Task brief = Set the listing down again in full, word for word, with the pictures left out.

Begin Dataset excerpts

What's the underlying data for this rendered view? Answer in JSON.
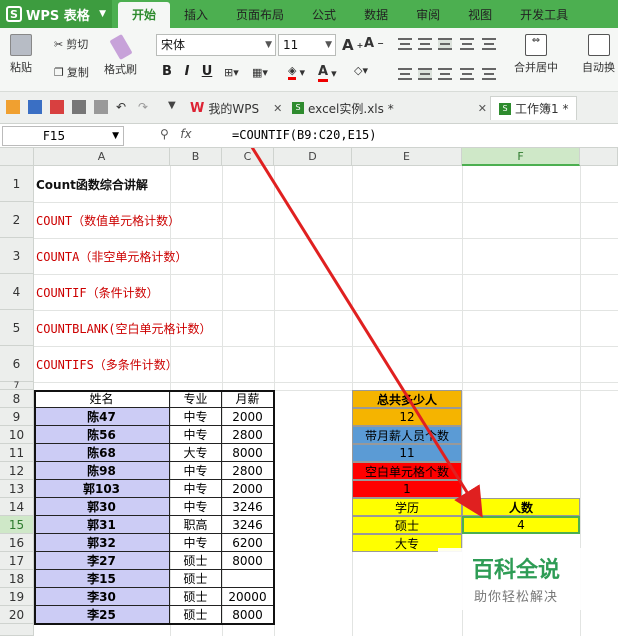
{
  "app": {
    "title": "WPS 表格"
  },
  "menu_tabs": [
    "开始",
    "插入",
    "页面布局",
    "公式",
    "数据",
    "审阅",
    "视图",
    "开发工具"
  ],
  "ribbon": {
    "paste": "粘贴",
    "cut": "剪切",
    "copy": "复制",
    "format_painter": "格式刷",
    "font_name": "宋体",
    "font_size": "11",
    "bold": "B",
    "italic": "I",
    "underline": "U",
    "merge_center": "合并居中",
    "wrap": "自动换"
  },
  "doc_tabs": [
    {
      "label": "我的WPS"
    },
    {
      "label": "excel实例.xls *"
    },
    {
      "label": "工作簿1 *"
    }
  ],
  "formula_bar": {
    "cell_ref": "F15",
    "fx": "fx",
    "formula": "=COUNTIF(B9:C20,E15)"
  },
  "columns": [
    "A",
    "B",
    "C",
    "D",
    "E",
    "F"
  ],
  "rows": [
    "1",
    "2",
    "3",
    "4",
    "5",
    "6",
    "7",
    "8",
    "9",
    "10",
    "11",
    "12",
    "13",
    "14",
    "15",
    "16",
    "17",
    "18",
    "19",
    "20"
  ],
  "intro": {
    "title": "Count函数综合讲解",
    "lines": [
      "COUNT（数值单元格计数）",
      "COUNTA（非空单元格计数）",
      "COUNTIF（条件计数）",
      "COUNTBLANK(空白单元格计数）",
      "COUNTIFS（多条件计数）"
    ]
  },
  "table": {
    "headers": [
      "姓名",
      "专业",
      "月薪"
    ],
    "rows": [
      [
        "陈47",
        "中专",
        "2000"
      ],
      [
        "陈56",
        "中专",
        "2800"
      ],
      [
        "陈68",
        "大专",
        "8000"
      ],
      [
        "陈98",
        "中专",
        "2800"
      ],
      [
        "郭103",
        "中专",
        "2000"
      ],
      [
        "郭30",
        "中专",
        "3246"
      ],
      [
        "郭31",
        "职高",
        "3246"
      ],
      [
        "郭32",
        "中专",
        "6200"
      ],
      [
        "李27",
        "硕士",
        "8000"
      ],
      [
        "李15",
        "硕士",
        ""
      ],
      [
        "李30",
        "硕士",
        "20000"
      ],
      [
        "李25",
        "硕士",
        "8000"
      ]
    ]
  },
  "summary": {
    "total_label": "总共多少人",
    "total_value": "12",
    "salary_label": "带月薪人员个数",
    "salary_value": "11",
    "blank_label": "空白单元格个数",
    "blank_value": "1",
    "edu_label": "学历",
    "count_label": "人数",
    "edu1": "硕士",
    "count1": "4",
    "edu2": "大专"
  },
  "watermark": {
    "line1": "百科全说",
    "line2": "助你轻松解决"
  },
  "colors": {
    "accent": "#4caf50",
    "orange": "#f5b400",
    "blue": "#5b9bd5",
    "red": "#ff0000",
    "yellow": "#ffff00",
    "lavender": "#ccccf5",
    "arrow": "#e02020"
  }
}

End Dataset excerpts

Result =
What's the underlying data for this rendered view? Answer in JSON.
{
  "app": {
    "title": "WPS 表格"
  },
  "menu_tabs": [
    "开始",
    "插入",
    "页面布局",
    "公式",
    "数据",
    "审阅",
    "视图",
    "开发工具"
  ],
  "ribbon": {
    "paste": "粘贴",
    "cut": "剪切",
    "copy": "复制",
    "format_painter": "格式刷",
    "font_name": "宋体",
    "font_size": "11",
    "bold": "B",
    "italic": "I",
    "underline": "U",
    "merge_center": "合并居中",
    "wrap": "自动换"
  },
  "doc_tabs": [
    {
      "label": "我的WPS"
    },
    {
      "label": "excel实例.xls *"
    },
    {
      "label": "工作簿1 *"
    }
  ],
  "formula_bar": {
    "cell_ref": "F15",
    "fx": "fx",
    "formula": "=COUNTIF(B9:C20,E15)"
  },
  "columns": [
    "A",
    "B",
    "C",
    "D",
    "E",
    "F"
  ],
  "rows": [
    "1",
    "2",
    "3",
    "4",
    "5",
    "6",
    "7",
    "8",
    "9",
    "10",
    "11",
    "12",
    "13",
    "14",
    "15",
    "16",
    "17",
    "18",
    "19",
    "20"
  ],
  "intro": {
    "title": "Count函数综合讲解",
    "lines": [
      "COUNT（数值单元格计数）",
      "COUNTA（非空单元格计数）",
      "COUNTIF（条件计数）",
      "COUNTBLANK(空白单元格计数）",
      "COUNTIFS（多条件计数）"
    ]
  },
  "table": {
    "headers": [
      "姓名",
      "专业",
      "月薪"
    ],
    "rows": [
      [
        "陈47",
        "中专",
        "2000"
      ],
      [
        "陈56",
        "中专",
        "2800"
      ],
      [
        "陈68",
        "大专",
        "8000"
      ],
      [
        "陈98",
        "中专",
        "2800"
      ],
      [
        "郭103",
        "中专",
        "2000"
      ],
      [
        "郭30",
        "中专",
        "3246"
      ],
      [
        "郭31",
        "职高",
        "3246"
      ],
      [
        "郭32",
        "中专",
        "6200"
      ],
      [
        "李27",
        "硕士",
        "8000"
      ],
      [
        "李15",
        "硕士",
        ""
      ],
      [
        "李30",
        "硕士",
        "20000"
      ],
      [
        "李25",
        "硕士",
        "8000"
      ]
    ]
  },
  "summary": {
    "total_label": "总共多少人",
    "total_value": "12",
    "salary_label": "带月薪人员个数",
    "salary_value": "11",
    "blank_label": "空白单元格个数",
    "blank_value": "1",
    "edu_label": "学历",
    "count_label": "人数",
    "edu1": "硕士",
    "count1": "4",
    "edu2": "大专"
  },
  "watermark": {
    "line1": "百科全说",
    "line2": "助你轻松解决"
  },
  "colors": {
    "accent": "#4caf50",
    "orange": "#f5b400",
    "blue": "#5b9bd5",
    "red": "#ff0000",
    "yellow": "#ffff00",
    "lavender": "#ccccf5",
    "arrow": "#e02020"
  }
}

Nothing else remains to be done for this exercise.